Rows –
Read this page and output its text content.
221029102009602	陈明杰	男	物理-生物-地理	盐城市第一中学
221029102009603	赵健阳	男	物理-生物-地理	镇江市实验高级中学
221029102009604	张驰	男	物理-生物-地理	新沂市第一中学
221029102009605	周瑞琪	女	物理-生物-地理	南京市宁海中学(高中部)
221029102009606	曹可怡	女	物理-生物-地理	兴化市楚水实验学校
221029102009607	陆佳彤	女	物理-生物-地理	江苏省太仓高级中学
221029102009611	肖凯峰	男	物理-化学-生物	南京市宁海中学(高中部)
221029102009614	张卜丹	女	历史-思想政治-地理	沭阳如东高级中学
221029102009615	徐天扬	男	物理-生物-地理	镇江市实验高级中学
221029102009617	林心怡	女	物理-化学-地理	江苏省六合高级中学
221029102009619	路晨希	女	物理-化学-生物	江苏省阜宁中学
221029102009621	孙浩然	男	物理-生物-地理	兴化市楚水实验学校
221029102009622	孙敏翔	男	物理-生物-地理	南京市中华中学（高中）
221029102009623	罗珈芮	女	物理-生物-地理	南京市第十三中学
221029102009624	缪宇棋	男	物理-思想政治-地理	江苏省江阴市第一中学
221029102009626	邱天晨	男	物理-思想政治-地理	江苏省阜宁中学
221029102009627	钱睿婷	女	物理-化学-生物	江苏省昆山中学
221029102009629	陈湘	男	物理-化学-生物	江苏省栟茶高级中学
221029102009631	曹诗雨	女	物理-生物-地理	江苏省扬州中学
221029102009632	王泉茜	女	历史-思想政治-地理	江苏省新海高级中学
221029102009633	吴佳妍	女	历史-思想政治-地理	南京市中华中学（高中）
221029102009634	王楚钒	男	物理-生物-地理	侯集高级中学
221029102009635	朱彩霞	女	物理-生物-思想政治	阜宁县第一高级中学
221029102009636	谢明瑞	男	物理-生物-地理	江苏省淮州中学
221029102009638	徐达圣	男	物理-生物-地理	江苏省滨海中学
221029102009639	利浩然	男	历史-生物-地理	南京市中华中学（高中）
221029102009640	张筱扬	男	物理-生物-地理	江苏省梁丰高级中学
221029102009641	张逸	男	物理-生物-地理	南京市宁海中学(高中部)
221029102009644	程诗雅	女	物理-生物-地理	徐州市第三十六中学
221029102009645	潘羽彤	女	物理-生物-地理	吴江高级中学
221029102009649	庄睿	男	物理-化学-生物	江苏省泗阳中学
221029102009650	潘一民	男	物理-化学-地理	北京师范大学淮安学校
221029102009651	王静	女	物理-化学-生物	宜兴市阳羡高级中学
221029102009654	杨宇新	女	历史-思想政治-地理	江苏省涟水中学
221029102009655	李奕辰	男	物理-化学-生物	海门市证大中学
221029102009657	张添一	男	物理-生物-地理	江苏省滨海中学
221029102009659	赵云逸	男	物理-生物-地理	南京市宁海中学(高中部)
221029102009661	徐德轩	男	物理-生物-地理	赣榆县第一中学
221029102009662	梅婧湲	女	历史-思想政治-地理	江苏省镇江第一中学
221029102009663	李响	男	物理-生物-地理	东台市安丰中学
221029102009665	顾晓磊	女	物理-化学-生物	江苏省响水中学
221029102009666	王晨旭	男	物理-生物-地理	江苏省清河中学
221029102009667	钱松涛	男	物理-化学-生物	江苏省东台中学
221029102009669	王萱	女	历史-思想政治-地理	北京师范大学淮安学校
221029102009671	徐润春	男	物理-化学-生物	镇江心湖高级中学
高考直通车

What this task involves – Retype every entry above, word for word.

Solution to this problem –
Read this page and output its text content.
221029102009602	陈明杰	男	物理-生物-地理	盐城市第一中学
221029102009603	赵健阳	男	物理-生物-地理	镇江市实验高级中学
221029102009604	张驰	男	物理-生物-地理	新沂市第一中学
221029102009605	周瑞琪	女	物理-生物-地理	南京市宁海中学(高中部)
221029102009606	曹可怡	女	物理-生物-地理	兴化市楚水实验学校
221029102009607	陆佳彤	女	物理-生物-地理	江苏省太仓高级中学
221029102009611	肖凯峰	男	物理-化学-生物	南京市宁海中学(高中部)
221029102009614	张卜丹	女	历史-思想政治-地理	沭阳如东高级中学
221029102009615	徐天扬	男	物理-生物-地理	镇江市实验高级中学
221029102009617	林心怡	女	物理-化学-地理	江苏省六合高级中学
221029102009619	路晨希	女	物理-化学-生物	江苏省阜宁中学
221029102009621	孙浩然	男	物理-生物-地理	兴化市楚水实验学校
221029102009622	孙敏翔	男	物理-生物-地理	南京市中华中学（高中）
221029102009623	罗珈芮	女	物理-生物-地理	南京市第十三中学
221029102009624	缪宇棋	男	物理-思想政治-地理	江苏省江阴市第一中学
221029102009626	邱天晨	男	物理-思想政治-地理	江苏省阜宁中学
221029102009627	钱睿婷	女	物理-化学-生物	江苏省昆山中学
221029102009629	陈湘	男	物理-化学-生物	江苏省栟茶高级中学
221029102009631	曹诗雨	女	物理-生物-地理	江苏省扬州中学
221029102009632	王泉茜	女	历史-思想政治-地理	江苏省新海高级中学
221029102009633	吴佳妍	女	历史-思想政治-地理	南京市中华中学（高中）
221029102009634	王楚钒	男	物理-生物-地理	侯集高级中学
221029102009635	朱彩霞	女	物理-生物-思想政治	阜宁县第一高级中学
221029102009636	谢明瑞	男	物理-生物-地理	江苏省淮州中学
221029102009638	徐达圣	男	物理-生物-地理	江苏省滨海中学
221029102009639	利浩然	男	历史-生物-地理	南京市中华中学（高中）
221029102009640	张筱扬	男	物理-生物-地理	江苏省梁丰高级中学
221029102009641	张逸	男	物理-生物-地理	南京市宁海中学(高中部)
221029102009644	程诗雅	女	物理-生物-地理	徐州市第三十六中学
221029102009645	潘羽彤	女	物理-生物-地理	吴江高级中学
221029102009649	庄睿	男	物理-化学-生物	江苏省泗阳中学
221029102009650	潘一民	男	物理-化学-地理	北京师范大学淮安学校
221029102009651	王静	女	物理-化学-生物	宜兴市阳羡高级中学
221029102009654	杨宇新	女	历史-思想政治-地理	江苏省涟水中学
221029102009655	李奕辰	男	物理-化学-生物	海门市证大中学
221029102009657	张添一	男	物理-生物-地理	江苏省滨海中学
221029102009659	赵云逸	男	物理-生物-地理	南京市宁海中学(高中部)
221029102009661	徐德轩	男	物理-生物-地理	赣榆县第一中学
221029102009662	梅婧湲	女	历史-思想政治-地理	江苏省镇江第一中学
221029102009663	李响	男	物理-生物-地理	东台市安丰中学
221029102009665	顾晓磊	女	物理-化学-生物	江苏省响水中学
221029102009666	王晨旭	男	物理-生物-地理	江苏省清河中学
221029102009667	钱松涛	男	物理-化学-生物	江苏省东台中学
221029102009669	王萱	女	历史-思想政治-地理	北京师范大学淮安学校
221029102009671	徐润春	男	物理-化学-生物	镇江心湖高级中学
高考直通车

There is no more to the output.